▶ [What is being asked]: Return each entry exactly, with none missing.

▶ [Exercise material]:
▬▬▬
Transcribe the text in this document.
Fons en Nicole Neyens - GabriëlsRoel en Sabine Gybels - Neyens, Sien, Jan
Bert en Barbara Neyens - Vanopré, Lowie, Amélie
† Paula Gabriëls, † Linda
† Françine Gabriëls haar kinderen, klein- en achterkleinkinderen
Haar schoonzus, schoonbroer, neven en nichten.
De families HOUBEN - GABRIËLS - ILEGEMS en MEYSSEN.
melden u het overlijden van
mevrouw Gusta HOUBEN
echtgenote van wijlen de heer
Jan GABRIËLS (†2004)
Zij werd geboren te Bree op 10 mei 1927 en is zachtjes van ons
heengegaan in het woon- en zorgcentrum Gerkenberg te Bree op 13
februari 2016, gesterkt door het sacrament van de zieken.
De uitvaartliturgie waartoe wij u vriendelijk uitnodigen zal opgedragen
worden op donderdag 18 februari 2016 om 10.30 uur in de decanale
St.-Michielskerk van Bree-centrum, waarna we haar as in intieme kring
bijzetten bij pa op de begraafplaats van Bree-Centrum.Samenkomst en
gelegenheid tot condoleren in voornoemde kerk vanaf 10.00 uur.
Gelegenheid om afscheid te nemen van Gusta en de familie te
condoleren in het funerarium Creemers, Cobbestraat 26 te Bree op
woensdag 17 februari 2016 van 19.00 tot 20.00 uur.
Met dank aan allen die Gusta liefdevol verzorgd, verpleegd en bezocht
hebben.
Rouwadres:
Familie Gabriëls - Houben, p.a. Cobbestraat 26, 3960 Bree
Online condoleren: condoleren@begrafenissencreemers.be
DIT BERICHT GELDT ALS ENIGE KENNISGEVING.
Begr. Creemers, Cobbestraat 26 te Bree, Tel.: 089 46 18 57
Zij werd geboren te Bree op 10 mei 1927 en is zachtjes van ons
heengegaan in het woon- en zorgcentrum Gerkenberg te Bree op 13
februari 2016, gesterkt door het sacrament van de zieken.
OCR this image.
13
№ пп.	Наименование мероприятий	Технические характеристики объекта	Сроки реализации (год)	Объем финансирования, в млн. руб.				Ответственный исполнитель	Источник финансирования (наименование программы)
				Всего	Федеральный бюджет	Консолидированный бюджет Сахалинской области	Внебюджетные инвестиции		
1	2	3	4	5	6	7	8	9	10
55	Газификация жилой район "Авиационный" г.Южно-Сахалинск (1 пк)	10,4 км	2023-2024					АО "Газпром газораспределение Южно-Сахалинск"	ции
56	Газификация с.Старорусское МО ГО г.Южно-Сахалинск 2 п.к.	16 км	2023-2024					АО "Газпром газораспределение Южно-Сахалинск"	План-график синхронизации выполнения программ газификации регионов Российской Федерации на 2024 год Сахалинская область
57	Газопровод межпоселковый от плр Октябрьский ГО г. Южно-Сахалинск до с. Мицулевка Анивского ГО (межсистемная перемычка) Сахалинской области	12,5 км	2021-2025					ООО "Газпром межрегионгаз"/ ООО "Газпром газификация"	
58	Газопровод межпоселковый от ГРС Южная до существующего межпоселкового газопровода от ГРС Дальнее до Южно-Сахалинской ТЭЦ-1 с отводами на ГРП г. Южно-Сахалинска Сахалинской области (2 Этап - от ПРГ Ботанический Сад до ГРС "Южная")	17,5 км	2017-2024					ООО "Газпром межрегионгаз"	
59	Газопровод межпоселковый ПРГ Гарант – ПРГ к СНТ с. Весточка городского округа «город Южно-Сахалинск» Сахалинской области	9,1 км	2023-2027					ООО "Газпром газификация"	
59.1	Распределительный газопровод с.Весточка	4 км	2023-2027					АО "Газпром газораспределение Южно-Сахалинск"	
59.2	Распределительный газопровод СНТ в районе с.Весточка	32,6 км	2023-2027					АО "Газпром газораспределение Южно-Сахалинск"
▬▬▬
▶ [Written answer]:
Transcribe the text in this document.
Fons en Nicole Neyens - GabriëlsRoel en Sabine Gybels - Neyens, Sien, Jan
Bert en Barbara Neyens - Vanopré, Lowie, Amélie
† Paula Gabriëls, † Linda
† Françine Gabriëls haar kinderen, klein- en achterkleinkinderen
Haar schoonzus, schoonbroer, neven en nichten.
De families HOUBEN - GABRIËLS - ILEGEMS en MEYSSEN.
melden u het overlijden van
mevrouw Gusta HOUBEN
echtgenote van wijlen de heer
Jan GABRIËLS (†2004)
Zij werd geboren te Bree op 10 mei 1927 en is zachtjes van ons
heengegaan in het woon- en zorgcentrum Gerkenberg te Bree op 13
februari 2016, gesterkt door het sacrament van de zieken.
De uitvaartliturgie waartoe wij u vriendelijk uitnodigen zal opgedragen
worden op donderdag 18 februari 2016 om 10.30 uur in de decanale
St.-Michielskerk van Bree-centrum, waarna we haar as in intieme kring
bijzetten bij pa op de begraafplaats van Bree-Centrum.Samenkomst en
gelegenheid tot condoleren in voornoemde kerk vanaf 10.00 uur.
Gelegenheid om afscheid te nemen van Gusta en de familie te
condoleren in het funerarium Creemers, Cobbestraat 26 te Bree op
woensdag 17 februari 2016 van 19.00 tot 20.00 uur.
Met dank aan allen die Gusta liefdevol verzorgd, verpleegd en bezocht
hebben.
Rouwadres:
Familie Gabriëls - Houben, p.a. Cobbestraat 26, 3960 Bree
Online condoleren: condoleren@begrafenissencreemers.be
DIT BERICHT GELDT ALS ENIGE KENNISGEVING.
Begr. Creemers, Cobbestraat 26 te Bree, Tel.: 089 46 18 57
Zij werd geboren te Bree op 10 mei 1927 en is zachtjes van ons
heengegaan in het woon- en zorgcentrum Gerkenberg te Bree op 13
februari 2016, gesterkt door het sacrament van de zieken.
OCR this image.
13
№ пп.	Наименование мероприятий	Технические характеристики объекта	Сроки реализации (год)	Объем финансирования, в млн. руб.				Ответственный исполнитель	Источник финансирования (наименование программы)
				Всего	Федеральный бюджет	Консолидированный бюджет Сахалинской области	Внебюджетные инвестиции		
1	2	3	4	5	6	7	8	9	10
55	Газификация жилой район "Авиационный" г.Южно-Сахалинск (1 пк)	10,4 км	2023-2024					АО "Газпром газораспределение Южно-Сахалинск"	ции
56	Газификация с.Старорусское МО ГО г.Южно-Сахалинск 2 п.к.	16 км	2023-2024					АО "Газпром газораспределение Южно-Сахалинск"	План-график синхронизации выполнения программ газификации регионов Российской Федерации на 2024 год Сахалинская область
57	Газопровод межпоселковый от плр Октябрьский ГО г. Южно-Сахалинск до с. Мицулевка Анивского ГО (межсистемная перемычка) Сахалинской области	12,5 км	2021-2025					ООО "Газпром межрегионгаз"/ ООО "Газпром газификация"	
58	Газопровод межпоселковый от ГРС Южная до существующего межпоселкового газопровода от ГРС Дальнее до Южно-Сахалинской ТЭЦ-1 с отводами на ГРП г. Южно-Сахалинска Сахалинской области (2 Этап - от ПРГ Ботанический Сад до ГРС "Южная")	17,5 км	2017-2024					ООО "Газпром межрегионгаз"	
59	Газопровод межпоселковый ПРГ Гарант – ПРГ к СНТ с. Весточка городского округа «город Южно-Сахалинск» Сахалинской области	9,1 км	2023-2027					ООО "Газпром газификация"	
59.1	Распределительный газопровод с.Весточка	4 км	2023-2027					АО "Газпром газораспределение Южно-Сахалинск"	
59.2	Распределительный газопровод СНТ в районе с.Весточка	32,6 км	2023-2027					АО "Газпром газораспределение Южно-Сахалинск"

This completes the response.